Exercise data
•••••

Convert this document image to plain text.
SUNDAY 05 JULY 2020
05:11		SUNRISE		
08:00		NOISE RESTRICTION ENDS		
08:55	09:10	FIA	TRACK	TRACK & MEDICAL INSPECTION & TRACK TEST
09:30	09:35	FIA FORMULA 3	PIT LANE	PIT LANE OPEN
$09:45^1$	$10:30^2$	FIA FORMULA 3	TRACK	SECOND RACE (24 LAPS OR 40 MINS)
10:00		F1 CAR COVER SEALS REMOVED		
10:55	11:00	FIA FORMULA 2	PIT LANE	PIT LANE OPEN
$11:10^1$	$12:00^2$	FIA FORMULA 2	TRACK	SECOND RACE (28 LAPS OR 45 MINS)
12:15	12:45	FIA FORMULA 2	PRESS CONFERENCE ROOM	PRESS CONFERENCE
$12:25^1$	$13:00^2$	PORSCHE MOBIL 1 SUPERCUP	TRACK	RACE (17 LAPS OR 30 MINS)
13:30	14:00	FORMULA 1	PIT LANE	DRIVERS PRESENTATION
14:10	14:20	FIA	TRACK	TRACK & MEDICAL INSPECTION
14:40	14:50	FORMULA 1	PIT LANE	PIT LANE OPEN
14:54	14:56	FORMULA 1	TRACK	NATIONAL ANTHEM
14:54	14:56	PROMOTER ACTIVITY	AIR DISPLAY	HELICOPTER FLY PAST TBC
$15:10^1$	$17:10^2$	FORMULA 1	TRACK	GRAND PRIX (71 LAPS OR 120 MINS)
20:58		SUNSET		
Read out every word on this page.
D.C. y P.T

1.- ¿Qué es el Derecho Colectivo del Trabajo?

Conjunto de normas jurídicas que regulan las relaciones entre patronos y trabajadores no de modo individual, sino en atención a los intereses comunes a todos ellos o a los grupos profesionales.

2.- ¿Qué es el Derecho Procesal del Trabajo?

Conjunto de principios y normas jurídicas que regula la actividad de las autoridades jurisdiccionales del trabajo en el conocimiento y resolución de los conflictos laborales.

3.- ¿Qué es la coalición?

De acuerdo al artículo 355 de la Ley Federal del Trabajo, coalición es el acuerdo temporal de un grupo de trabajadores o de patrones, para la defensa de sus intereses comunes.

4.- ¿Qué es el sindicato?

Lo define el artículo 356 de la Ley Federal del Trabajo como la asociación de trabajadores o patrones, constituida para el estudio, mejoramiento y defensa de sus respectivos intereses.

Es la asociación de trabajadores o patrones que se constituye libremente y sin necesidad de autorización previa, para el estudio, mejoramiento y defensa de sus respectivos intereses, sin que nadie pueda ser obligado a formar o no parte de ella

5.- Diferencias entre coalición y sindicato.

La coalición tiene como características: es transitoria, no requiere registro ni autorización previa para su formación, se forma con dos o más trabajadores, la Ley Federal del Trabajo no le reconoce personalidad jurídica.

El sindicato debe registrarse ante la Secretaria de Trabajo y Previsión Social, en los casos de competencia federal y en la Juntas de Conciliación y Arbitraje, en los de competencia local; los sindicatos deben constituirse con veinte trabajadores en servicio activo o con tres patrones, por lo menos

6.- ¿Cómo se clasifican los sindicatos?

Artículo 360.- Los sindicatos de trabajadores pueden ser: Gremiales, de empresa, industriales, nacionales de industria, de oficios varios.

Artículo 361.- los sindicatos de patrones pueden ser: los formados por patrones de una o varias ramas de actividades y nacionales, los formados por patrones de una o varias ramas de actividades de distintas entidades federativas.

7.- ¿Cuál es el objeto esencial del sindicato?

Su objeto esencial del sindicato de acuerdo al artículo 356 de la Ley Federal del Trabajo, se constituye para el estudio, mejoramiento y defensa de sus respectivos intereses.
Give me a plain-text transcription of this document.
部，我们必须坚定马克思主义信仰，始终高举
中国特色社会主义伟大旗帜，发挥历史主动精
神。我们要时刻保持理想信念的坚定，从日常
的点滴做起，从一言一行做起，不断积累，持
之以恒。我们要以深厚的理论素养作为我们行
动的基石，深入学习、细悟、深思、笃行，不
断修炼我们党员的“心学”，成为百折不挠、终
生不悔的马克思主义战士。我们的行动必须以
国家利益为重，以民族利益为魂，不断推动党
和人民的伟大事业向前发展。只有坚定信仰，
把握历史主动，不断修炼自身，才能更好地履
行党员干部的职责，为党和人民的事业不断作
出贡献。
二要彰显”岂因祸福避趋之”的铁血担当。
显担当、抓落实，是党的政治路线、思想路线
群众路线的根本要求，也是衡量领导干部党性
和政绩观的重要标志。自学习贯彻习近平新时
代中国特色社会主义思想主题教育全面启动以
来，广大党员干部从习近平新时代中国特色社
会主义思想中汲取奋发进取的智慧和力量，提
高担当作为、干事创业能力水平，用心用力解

•••••

The request
Reproduce the material exactly, with every line intact.

The completed task
Convert this document image to plain text.
SUNDAY 05 JULY 2020
05:11		SUNRISE		
08:00		NOISE RESTRICTION ENDS		
08:55	09:10	FIA	TRACK	TRACK & MEDICAL INSPECTION & TRACK TEST
09:30	09:35	FIA FORMULA 3	PIT LANE	PIT LANE OPEN
$09:45^1$	$10:30^2$	FIA FORMULA 3	TRACK	SECOND RACE (24 LAPS OR 40 MINS)
10:00		F1 CAR COVER SEALS REMOVED		
10:55	11:00	FIA FORMULA 2	PIT LANE	PIT LANE OPEN
$11:10^1$	$12:00^2$	FIA FORMULA 2	TRACK	SECOND RACE (28 LAPS OR 45 MINS)
12:15	12:45	FIA FORMULA 2	PRESS CONFERENCE ROOM	PRESS CONFERENCE
$12:25^1$	$13:00^2$	PORSCHE MOBIL 1 SUPERCUP	TRACK	RACE (17 LAPS OR 30 MINS)
13:30	14:00	FORMULA 1	PIT LANE	DRIVERS PRESENTATION
14:10	14:20	FIA	TRACK	TRACK & MEDICAL INSPECTION
14:40	14:50	FORMULA 1	PIT LANE	PIT LANE OPEN
14:54	14:56	FORMULA 1	TRACK	NATIONAL ANTHEM
14:54	14:56	PROMOTER ACTIVITY	AIR DISPLAY	HELICOPTER FLY PAST TBC
$15:10^1$	$17:10^2$	FORMULA 1	TRACK	GRAND PRIX (71 LAPS OR 120 MINS)
20:58		SUNSET		
Read out every word on this page.
D.C. y P.T

1.- ¿Qué es el Derecho Colectivo del Trabajo?

Conjunto de normas jurídicas que regulan las relaciones entre patronos y trabajadores no de modo individual, sino en atención a los intereses comunes a todos ellos o a los grupos profesionales.

2.- ¿Qué es el Derecho Procesal del Trabajo?

Conjunto de principios y normas jurídicas que regula la actividad de las autoridades jurisdiccionales del trabajo en el conocimiento y resolución de los conflictos laborales.

3.- ¿Qué es la coalición?

De acuerdo al artículo 355 de la Ley Federal del Trabajo, coalición es el acuerdo temporal de un grupo de trabajadores o de patrones, para la defensa de sus intereses comunes.

4.- ¿Qué es el sindicato?

Lo define el artículo 356 de la Ley Federal del Trabajo como la asociación de trabajadores o patrones, constituida para el estudio, mejoramiento y defensa de sus respectivos intereses.

Es la asociación de trabajadores o patrones que se constituye libremente y sin necesidad de autorización previa, para el estudio, mejoramiento y defensa de sus respectivos intereses, sin que nadie pueda ser obligado a formar o no parte de ella

5.- Diferencias entre coalición y sindicato.

La coalición tiene como características: es transitoria, no requiere registro ni autorización previa para su formación, se forma con dos o más trabajadores, la Ley Federal del Trabajo no le reconoce personalidad jurídica.

El sindicato debe registrarse ante la Secretaria de Trabajo y Previsión Social, en los casos de competencia federal y en la Juntas de Conciliación y Arbitraje, en los de competencia local; los sindicatos deben constituirse con veinte trabajadores en servicio activo o con tres patrones, por lo menos

6.- ¿Cómo se clasifican los sindicatos?

Artículo 360.- Los sindicatos de trabajadores pueden ser: Gremiales, de empresa, industriales, nacionales de industria, de oficios varios.

Artículo 361.- los sindicatos de patrones pueden ser: los formados por patrones de una o varias ramas de actividades y nacionales, los formados por patrones de una o varias ramas de actividades de distintas entidades federativas.

7.- ¿Cuál es el objeto esencial del sindicato?

Su objeto esencial del sindicato de acuerdo al artículo 356 de la Ley Federal del Trabajo, se constituye para el estudio, mejoramiento y defensa de sus respectivos intereses.
Give me a plain-text transcription of this document.
部，我们必须坚定马克思主义信仰，始终高举
中国特色社会主义伟大旗帜，发挥历史主动精
神。我们要时刻保持理想信念的坚定，从日常
的点滴做起，从一言一行做起，不断积累，持
之以恒。我们要以深厚的理论素养作为我们行
动的基石，深入学习、细悟、深思、笃行，不
断修炼我们党员的“心学”，成为百折不挠、终
生不悔的马克思主义战士。我们的行动必须以
国家利益为重，以民族利益为魂，不断推动党
和人民的伟大事业向前发展。只有坚定信仰，
把握历史主动，不断修炼自身，才能更好地履
行党员干部的职责，为党和人民的事业不断作
出贡献。
二要彰显”岂因祸福避趋之”的铁血担当。
显担当、抓落实，是党的政治路线、思想路线
群众路线的根本要求，也是衡量领导干部党性
和政绩观的重要标志。自学习贯彻习近平新时
代中国特色社会主义思想主题教育全面启动以
来，广大党员干部从习近平新时代中国特色社
会主义思想中汲取奋发进取的智慧和力量，提
高担当作为、干事创业能力水平，用心用力解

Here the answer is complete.